EXERCISE GOAL
Find how many lines contain the word "ECOWAS" and state that number alone.

MATERIAL FOR THIS EXERCISE

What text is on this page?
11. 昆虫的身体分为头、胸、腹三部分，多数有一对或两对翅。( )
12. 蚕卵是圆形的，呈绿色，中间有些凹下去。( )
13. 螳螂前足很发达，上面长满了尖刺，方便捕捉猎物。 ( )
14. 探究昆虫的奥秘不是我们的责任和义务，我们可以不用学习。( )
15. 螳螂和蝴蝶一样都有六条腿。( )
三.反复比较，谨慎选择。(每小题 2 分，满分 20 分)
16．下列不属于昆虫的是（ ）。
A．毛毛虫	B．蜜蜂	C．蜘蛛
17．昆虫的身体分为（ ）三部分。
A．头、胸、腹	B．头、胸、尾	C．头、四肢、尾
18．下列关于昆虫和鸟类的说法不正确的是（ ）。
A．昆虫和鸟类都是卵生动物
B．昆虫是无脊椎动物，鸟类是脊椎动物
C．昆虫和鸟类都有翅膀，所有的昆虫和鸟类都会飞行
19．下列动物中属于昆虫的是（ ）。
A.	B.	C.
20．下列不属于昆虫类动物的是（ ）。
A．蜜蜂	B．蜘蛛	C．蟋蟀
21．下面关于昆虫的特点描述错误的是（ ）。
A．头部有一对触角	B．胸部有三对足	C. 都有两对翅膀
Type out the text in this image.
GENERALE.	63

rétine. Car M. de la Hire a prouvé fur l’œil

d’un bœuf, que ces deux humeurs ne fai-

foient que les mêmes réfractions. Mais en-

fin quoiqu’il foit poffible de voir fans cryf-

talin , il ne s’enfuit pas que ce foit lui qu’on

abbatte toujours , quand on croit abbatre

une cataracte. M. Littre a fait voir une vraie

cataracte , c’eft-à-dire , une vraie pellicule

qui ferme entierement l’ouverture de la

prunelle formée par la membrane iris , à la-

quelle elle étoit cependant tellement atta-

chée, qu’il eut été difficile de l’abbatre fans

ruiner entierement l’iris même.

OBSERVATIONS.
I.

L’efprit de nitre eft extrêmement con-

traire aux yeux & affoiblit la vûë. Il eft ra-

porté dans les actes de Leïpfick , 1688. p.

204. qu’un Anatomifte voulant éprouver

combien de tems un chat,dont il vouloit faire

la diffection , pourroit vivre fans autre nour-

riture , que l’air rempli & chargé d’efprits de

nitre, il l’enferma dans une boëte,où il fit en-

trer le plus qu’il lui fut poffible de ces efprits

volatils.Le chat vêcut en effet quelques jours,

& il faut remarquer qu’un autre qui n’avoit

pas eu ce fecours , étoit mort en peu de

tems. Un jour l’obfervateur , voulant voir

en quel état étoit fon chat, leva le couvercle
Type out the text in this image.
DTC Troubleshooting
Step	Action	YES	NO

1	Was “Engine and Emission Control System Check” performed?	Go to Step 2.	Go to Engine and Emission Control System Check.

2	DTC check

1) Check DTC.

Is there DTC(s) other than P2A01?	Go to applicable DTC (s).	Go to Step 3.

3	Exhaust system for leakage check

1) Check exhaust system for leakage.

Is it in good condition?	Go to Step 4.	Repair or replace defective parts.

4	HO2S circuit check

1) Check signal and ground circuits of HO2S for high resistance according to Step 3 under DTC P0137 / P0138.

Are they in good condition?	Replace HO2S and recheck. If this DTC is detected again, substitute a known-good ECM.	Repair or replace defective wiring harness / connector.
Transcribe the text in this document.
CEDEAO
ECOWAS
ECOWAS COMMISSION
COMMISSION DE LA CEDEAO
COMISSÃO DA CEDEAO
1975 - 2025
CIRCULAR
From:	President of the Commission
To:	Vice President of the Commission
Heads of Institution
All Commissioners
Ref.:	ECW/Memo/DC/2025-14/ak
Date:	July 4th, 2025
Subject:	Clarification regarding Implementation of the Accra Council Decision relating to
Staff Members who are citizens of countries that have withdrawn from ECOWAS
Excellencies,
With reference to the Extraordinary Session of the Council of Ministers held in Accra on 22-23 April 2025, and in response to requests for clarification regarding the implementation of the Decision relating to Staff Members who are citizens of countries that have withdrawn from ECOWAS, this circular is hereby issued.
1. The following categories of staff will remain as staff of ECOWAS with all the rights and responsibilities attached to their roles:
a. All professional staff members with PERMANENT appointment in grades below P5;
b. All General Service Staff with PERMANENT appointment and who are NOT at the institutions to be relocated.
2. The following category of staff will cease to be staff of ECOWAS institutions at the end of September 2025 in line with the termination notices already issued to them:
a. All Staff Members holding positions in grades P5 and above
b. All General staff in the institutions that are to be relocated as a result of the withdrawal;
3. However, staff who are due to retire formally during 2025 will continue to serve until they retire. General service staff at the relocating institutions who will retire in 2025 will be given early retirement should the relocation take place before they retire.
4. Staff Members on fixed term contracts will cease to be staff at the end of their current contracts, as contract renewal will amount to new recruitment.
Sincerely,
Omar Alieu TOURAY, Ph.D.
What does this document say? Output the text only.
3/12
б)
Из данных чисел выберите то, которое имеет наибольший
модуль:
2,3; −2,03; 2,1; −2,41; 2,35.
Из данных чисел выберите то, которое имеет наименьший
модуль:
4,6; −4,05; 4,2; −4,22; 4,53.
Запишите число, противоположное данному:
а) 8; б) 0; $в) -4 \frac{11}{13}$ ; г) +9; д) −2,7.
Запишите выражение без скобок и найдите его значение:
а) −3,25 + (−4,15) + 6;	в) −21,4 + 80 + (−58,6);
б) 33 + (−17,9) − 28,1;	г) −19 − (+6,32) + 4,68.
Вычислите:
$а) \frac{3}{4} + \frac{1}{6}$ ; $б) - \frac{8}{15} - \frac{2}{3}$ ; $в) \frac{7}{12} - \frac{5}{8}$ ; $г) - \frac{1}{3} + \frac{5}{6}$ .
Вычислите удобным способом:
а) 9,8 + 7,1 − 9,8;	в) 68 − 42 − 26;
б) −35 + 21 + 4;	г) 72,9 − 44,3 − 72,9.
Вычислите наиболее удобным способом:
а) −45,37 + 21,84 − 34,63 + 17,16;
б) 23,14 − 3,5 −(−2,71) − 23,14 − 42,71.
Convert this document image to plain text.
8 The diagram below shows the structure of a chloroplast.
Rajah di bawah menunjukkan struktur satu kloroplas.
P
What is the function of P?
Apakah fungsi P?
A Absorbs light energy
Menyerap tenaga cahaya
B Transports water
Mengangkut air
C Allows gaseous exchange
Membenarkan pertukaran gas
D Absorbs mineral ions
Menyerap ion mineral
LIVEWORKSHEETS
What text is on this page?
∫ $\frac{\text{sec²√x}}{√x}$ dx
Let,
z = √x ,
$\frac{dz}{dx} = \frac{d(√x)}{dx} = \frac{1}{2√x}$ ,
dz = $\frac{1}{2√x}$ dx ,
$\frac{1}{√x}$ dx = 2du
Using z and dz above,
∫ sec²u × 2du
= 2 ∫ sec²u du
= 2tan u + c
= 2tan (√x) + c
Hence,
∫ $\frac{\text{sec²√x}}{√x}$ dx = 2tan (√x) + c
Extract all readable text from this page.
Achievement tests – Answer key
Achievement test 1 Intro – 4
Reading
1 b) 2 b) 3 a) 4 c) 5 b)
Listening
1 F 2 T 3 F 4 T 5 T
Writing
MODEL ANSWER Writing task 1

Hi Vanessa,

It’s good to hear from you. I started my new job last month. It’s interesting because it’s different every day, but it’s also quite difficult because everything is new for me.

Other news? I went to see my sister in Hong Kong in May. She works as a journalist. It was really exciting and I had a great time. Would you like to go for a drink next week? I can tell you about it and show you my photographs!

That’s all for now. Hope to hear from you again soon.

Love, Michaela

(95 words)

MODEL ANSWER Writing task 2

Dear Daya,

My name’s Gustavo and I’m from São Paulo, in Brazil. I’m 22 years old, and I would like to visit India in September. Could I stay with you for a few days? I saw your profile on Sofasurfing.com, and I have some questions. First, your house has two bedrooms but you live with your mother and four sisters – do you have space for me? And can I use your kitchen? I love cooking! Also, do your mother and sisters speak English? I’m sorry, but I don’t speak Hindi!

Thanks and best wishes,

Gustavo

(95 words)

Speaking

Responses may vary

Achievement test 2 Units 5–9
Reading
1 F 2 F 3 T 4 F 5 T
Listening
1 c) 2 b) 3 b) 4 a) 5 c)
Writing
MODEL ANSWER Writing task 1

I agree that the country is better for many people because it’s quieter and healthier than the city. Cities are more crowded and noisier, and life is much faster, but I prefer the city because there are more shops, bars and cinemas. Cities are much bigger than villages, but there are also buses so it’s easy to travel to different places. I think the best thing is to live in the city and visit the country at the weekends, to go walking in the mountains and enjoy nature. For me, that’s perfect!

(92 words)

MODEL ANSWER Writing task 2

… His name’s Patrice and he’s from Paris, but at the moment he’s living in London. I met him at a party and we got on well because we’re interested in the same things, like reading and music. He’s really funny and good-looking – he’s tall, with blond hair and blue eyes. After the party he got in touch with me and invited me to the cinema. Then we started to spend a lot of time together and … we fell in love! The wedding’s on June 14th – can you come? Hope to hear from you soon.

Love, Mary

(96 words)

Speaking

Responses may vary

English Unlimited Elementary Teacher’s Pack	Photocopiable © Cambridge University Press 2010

THE ANSWER
6